■ The problem ■
Omit every picture and write out the rest of the records exactly.

■ Material provided ■
* * * * * * *
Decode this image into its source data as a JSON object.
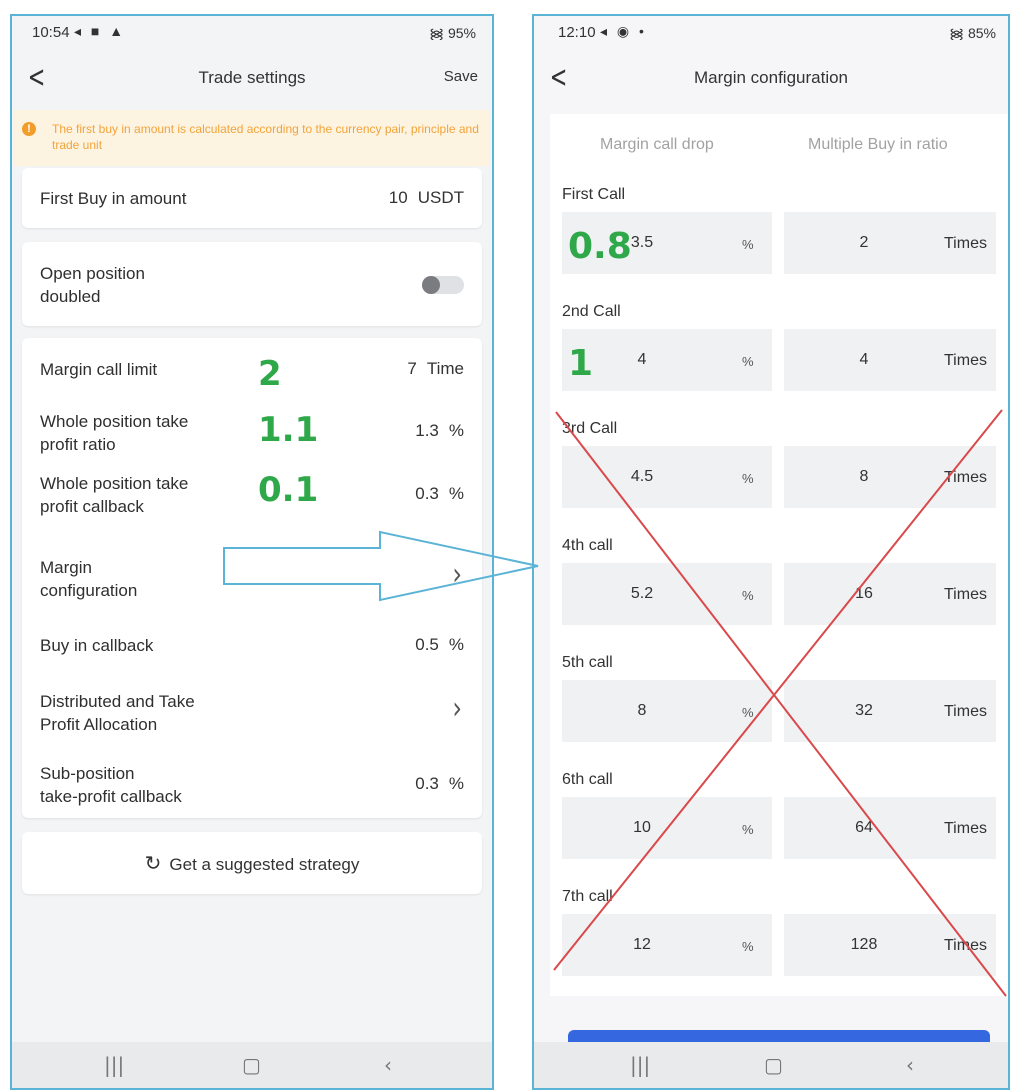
{
  "left": {
    "status": {
      "time": "10:54",
      "icons": "◂ ■ ▲",
      "battery": "95%"
    },
    "header": {
      "title": "Trade settings",
      "save_label": "Save"
    },
    "notice": "The first buy in amount is calculated according to the currency pair, principle and trade unit",
    "first_buy": {
      "label": "First Buy in amount",
      "value": "10",
      "unit": "USDT"
    },
    "open_position": {
      "label_line1": "Open position",
      "label_line2": "doubled",
      "toggle_on": false
    },
    "settings": {
      "margin_call_limit": {
        "label": "Margin call limit",
        "value": "7",
        "unit": "Time",
        "annotation": "2"
      },
      "take_profit_ratio": {
        "label_line1": "Whole position take",
        "label_line2": "profit ratio",
        "value": "1.3",
        "unit": "%",
        "annotation": "1.1"
      },
      "take_profit_callback": {
        "label_line1": "Whole position take",
        "label_line2": "profit callback",
        "value": "0.3",
        "unit": "%",
        "annotation": "0.1"
      },
      "margin_configuration": {
        "label_line1": "Margin",
        "label_line2": "configuration"
      },
      "buy_in_callback": {
        "label": "Buy in callback",
        "value": "0.5",
        "unit": "%"
      },
      "distributed": {
        "label_line1": "Distributed and Take",
        "label_line2": "Profit Allocation"
      },
      "sub_position": {
        "label_line1": "Sub-position",
        "label_line2": "take-profit callback",
        "value": "0.3",
        "unit": "%"
      }
    },
    "strategy_button": "Get a suggested strategy"
  },
  "right": {
    "status": {
      "time": "12:10",
      "icons": "◂ ◉   •",
      "battery": "85%"
    },
    "header": {
      "title": "Margin configuration"
    },
    "columns": {
      "drop": "Margin call drop",
      "ratio": "Multiple Buy in ratio"
    },
    "percent_unit": "%",
    "times_unit": "Times",
    "calls": [
      {
        "label": "First Call",
        "drop": "3.5",
        "ratio": "2",
        "annotation": "0.8"
      },
      {
        "label": "2nd Call",
        "drop": "4",
        "ratio": "4",
        "annotation": "1"
      },
      {
        "label": "3rd Call",
        "drop": "4.5",
        "ratio": "8"
      },
      {
        "label": "4th call",
        "drop": "5.2",
        "ratio": "16"
      },
      {
        "label": "5th call",
        "drop": "8",
        "ratio": "32"
      },
      {
        "label": "6th call",
        "drop": "10",
        "ratio": "64"
      },
      {
        "label": "7th call",
        "drop": "12",
        "ratio": "128"
      }
    ]
  },
  "colors": {
    "annotation": "#2fa84a",
    "cross": "#d9494b",
    "arrow": "#5bb4d6",
    "accent": "#3567e0",
    "notice_text": "#f2a43a"
  }
}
* * * * * * *
■ Answer to the exercise ■
Decode this image into its source data as a JSON object.
{
  "left": {
    "status": {
      "time": "10:54",
      "icons": "◂ ■ ▲",
      "battery": "95%"
    },
    "header": {
      "title": "Trade settings",
      "save_label": "Save"
    },
    "notice": "The first buy in amount is calculated according to the currency pair, principle and trade unit",
    "first_buy": {
      "label": "First Buy in amount",
      "value": "10",
      "unit": "USDT"
    },
    "open_position": {
      "label_line1": "Open position",
      "label_line2": "doubled",
      "toggle_on": false
    },
    "settings": {
      "margin_call_limit": {
        "label": "Margin call limit",
        "value": "7",
        "unit": "Time",
        "annotation": "2"
      },
      "take_profit_ratio": {
        "label_line1": "Whole position take",
        "label_line2": "profit ratio",
        "value": "1.3",
        "unit": "%",
        "annotation": "1.1"
      },
      "take_profit_callback": {
        "label_line1": "Whole position take",
        "label_line2": "profit callback",
        "value": "0.3",
        "unit": "%",
        "annotation": "0.1"
      },
      "margin_configuration": {
        "label_line1": "Margin",
        "label_line2": "configuration"
      },
      "buy_in_callback": {
        "label": "Buy in callback",
        "value": "0.5",
        "unit": "%"
      },
      "distributed": {
        "label_line1": "Distributed and Take",
        "label_line2": "Profit Allocation"
      },
      "sub_position": {
        "label_line1": "Sub-position",
        "label_line2": "take-profit callback",
        "value": "0.3",
        "unit": "%"
      }
    },
    "strategy_button": "Get a suggested strategy"
  },
  "right": {
    "status": {
      "time": "12:10",
      "icons": "◂ ◉   •",
      "battery": "85%"
    },
    "header": {
      "title": "Margin configuration"
    },
    "columns": {
      "drop": "Margin call drop",
      "ratio": "Multiple Buy in ratio"
    },
    "percent_unit": "%",
    "times_unit": "Times",
    "calls": [
      {
        "label": "First Call",
        "drop": "3.5",
        "ratio": "2",
        "annotation": "0.8"
      },
      {
        "label": "2nd Call",
        "drop": "4",
        "ratio": "4",
        "annotation": "1"
      },
      {
        "label": "3rd Call",
        "drop": "4.5",
        "ratio": "8"
      },
      {
        "label": "4th call",
        "drop": "5.2",
        "ratio": "16"
      },
      {
        "label": "5th call",
        "drop": "8",
        "ratio": "32"
      },
      {
        "label": "6th call",
        "drop": "10",
        "ratio": "64"
      },
      {
        "label": "7th call",
        "drop": "12",
        "ratio": "128"
      }
    ]
  },
  "colors": {
    "annotation": "#2fa84a",
    "cross": "#d9494b",
    "arrow": "#5bb4d6",
    "accent": "#3567e0",
    "notice_text": "#f2a43a"
  }
}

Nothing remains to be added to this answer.